→ **TASK DIRECTIONS**:
From the entries that follow, pick out all lines holding "Indicator".

-- START PROVIDED DATA --

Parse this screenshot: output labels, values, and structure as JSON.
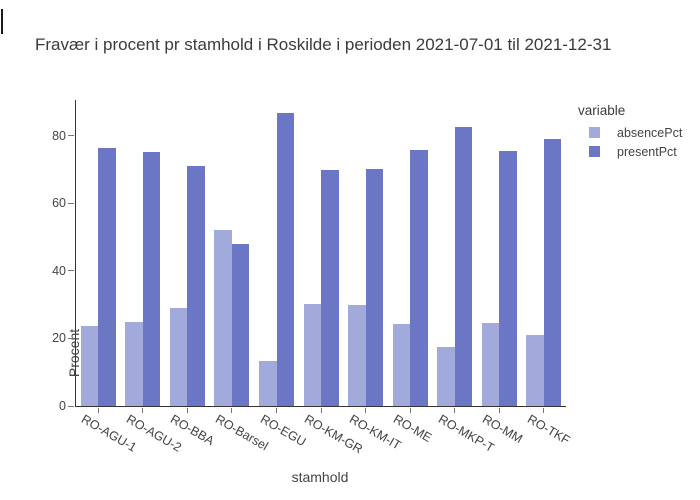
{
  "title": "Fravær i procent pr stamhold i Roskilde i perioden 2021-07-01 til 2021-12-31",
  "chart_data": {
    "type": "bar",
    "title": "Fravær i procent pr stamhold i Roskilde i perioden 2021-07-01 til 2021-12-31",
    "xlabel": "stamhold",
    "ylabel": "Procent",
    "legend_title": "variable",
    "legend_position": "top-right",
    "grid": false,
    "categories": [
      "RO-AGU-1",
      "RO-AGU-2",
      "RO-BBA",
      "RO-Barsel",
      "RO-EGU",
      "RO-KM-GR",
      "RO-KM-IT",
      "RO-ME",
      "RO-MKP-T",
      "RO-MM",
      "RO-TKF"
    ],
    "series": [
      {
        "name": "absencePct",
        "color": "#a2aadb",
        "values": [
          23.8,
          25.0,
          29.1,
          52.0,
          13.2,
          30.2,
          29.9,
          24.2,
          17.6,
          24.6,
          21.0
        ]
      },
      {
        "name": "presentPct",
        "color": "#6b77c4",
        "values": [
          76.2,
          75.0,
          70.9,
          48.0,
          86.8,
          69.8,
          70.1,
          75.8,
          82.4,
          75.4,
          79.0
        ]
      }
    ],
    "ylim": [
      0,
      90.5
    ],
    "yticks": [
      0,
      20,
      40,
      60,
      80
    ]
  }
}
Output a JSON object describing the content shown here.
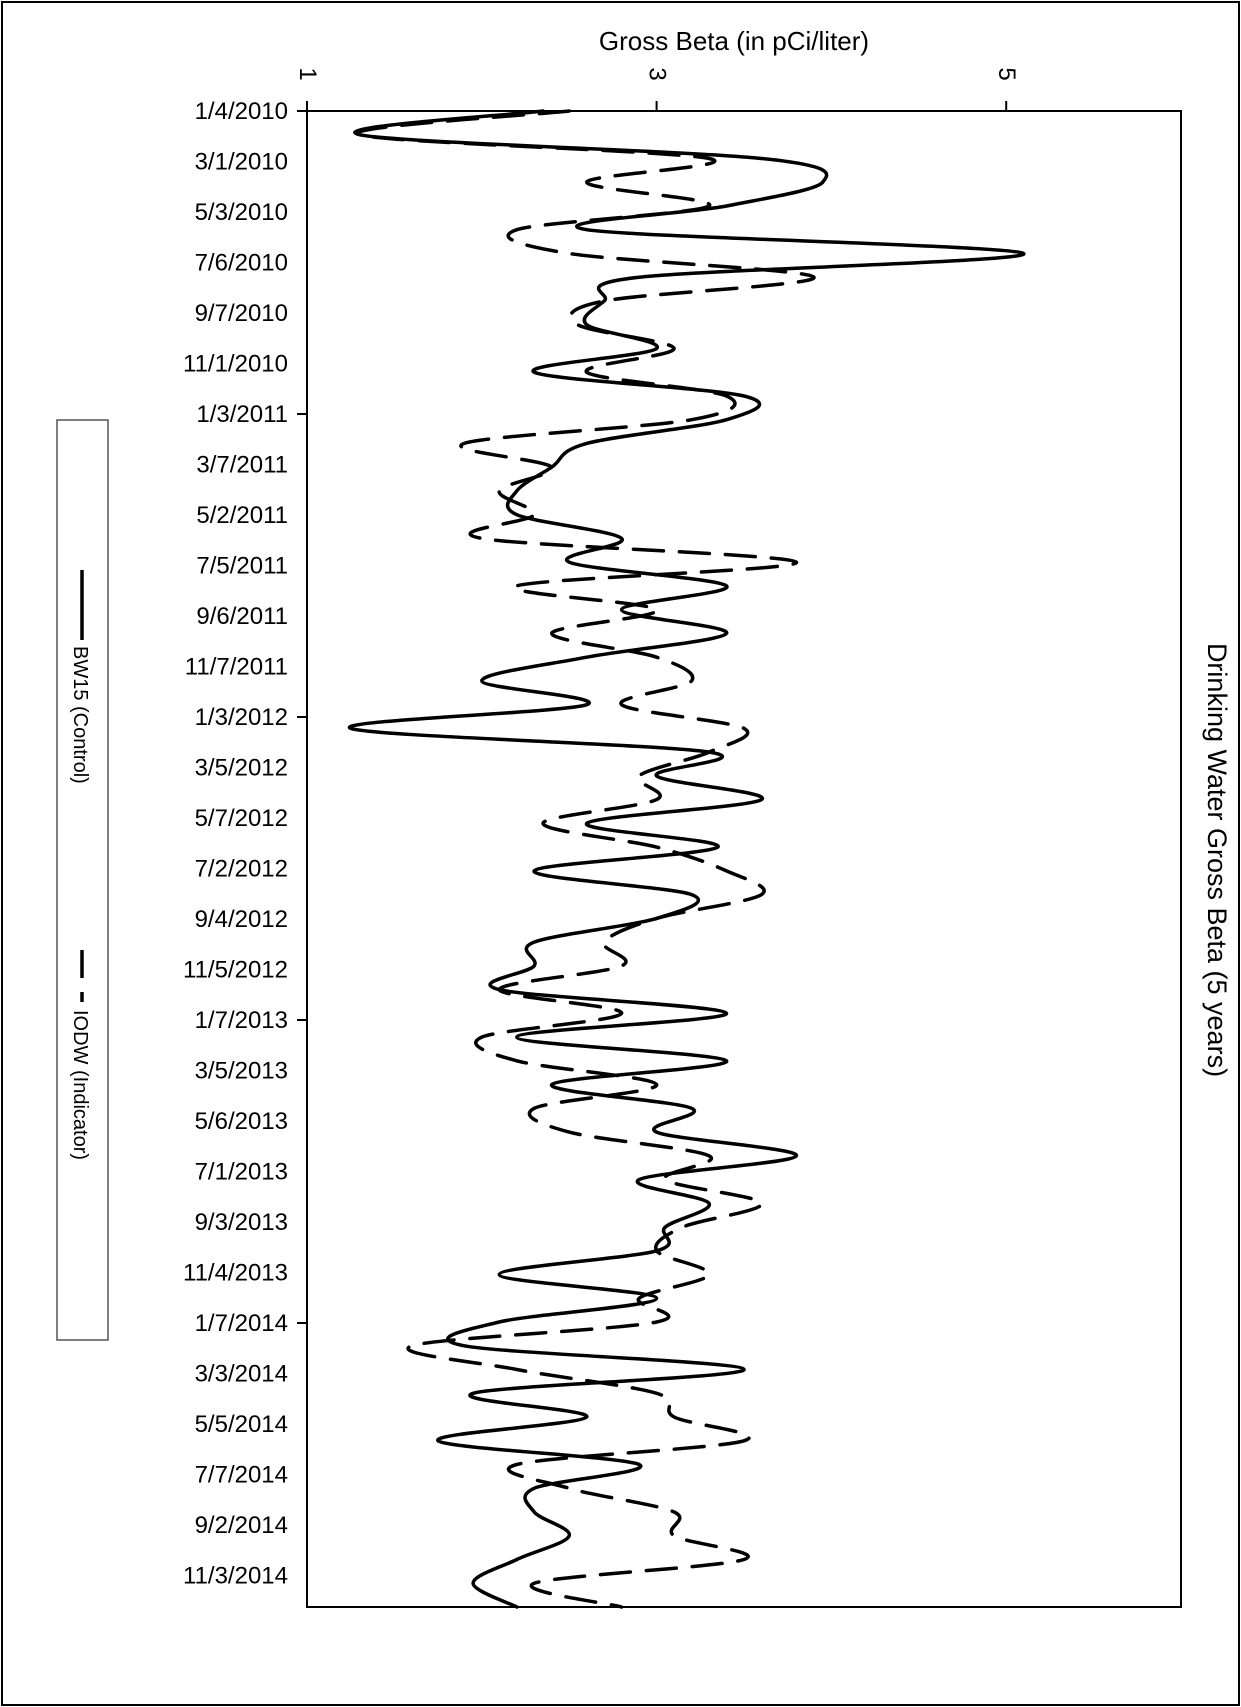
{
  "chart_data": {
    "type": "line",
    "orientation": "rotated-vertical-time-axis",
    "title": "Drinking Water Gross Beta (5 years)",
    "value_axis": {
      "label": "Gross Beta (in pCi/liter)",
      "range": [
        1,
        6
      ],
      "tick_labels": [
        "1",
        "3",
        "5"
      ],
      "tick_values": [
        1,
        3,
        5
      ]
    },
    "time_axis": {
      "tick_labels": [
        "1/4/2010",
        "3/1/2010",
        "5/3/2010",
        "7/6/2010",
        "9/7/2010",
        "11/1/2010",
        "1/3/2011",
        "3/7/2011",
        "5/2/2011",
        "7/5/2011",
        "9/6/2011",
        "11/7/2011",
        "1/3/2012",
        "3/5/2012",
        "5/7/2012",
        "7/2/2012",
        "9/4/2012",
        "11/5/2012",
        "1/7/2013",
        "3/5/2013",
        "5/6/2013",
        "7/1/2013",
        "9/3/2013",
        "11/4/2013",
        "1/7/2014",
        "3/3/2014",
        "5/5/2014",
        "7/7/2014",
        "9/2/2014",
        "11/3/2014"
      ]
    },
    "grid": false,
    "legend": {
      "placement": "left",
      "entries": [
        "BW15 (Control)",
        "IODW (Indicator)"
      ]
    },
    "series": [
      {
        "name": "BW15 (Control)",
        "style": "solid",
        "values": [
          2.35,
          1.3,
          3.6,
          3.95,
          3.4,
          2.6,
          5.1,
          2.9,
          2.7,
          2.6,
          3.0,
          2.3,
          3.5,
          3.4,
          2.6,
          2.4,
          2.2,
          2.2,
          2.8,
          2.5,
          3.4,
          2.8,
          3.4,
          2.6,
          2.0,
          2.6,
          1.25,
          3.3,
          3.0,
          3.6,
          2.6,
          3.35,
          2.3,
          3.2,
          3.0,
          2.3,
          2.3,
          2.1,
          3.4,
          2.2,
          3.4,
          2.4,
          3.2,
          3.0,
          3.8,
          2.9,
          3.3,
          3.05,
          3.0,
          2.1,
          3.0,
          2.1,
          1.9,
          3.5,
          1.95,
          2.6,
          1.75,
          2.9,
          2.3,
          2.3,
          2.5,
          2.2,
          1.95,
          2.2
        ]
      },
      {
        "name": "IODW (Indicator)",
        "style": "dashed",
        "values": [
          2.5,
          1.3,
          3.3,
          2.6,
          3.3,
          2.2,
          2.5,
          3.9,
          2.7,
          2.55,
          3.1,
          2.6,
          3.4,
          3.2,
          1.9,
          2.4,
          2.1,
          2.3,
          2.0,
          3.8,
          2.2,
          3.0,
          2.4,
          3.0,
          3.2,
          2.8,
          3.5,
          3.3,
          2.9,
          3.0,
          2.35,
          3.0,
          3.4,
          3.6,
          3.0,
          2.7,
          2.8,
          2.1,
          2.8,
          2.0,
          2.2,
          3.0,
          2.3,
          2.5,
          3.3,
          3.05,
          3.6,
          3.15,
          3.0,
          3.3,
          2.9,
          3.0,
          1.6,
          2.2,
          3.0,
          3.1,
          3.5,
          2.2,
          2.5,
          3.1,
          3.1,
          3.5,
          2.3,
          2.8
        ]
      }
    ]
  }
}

-- END PROVIDED DATA --

→ **SOLUTION TO THIS EXERCISE**:
        "IODW (Indicator)"
        "name": "IODW (Indicator)",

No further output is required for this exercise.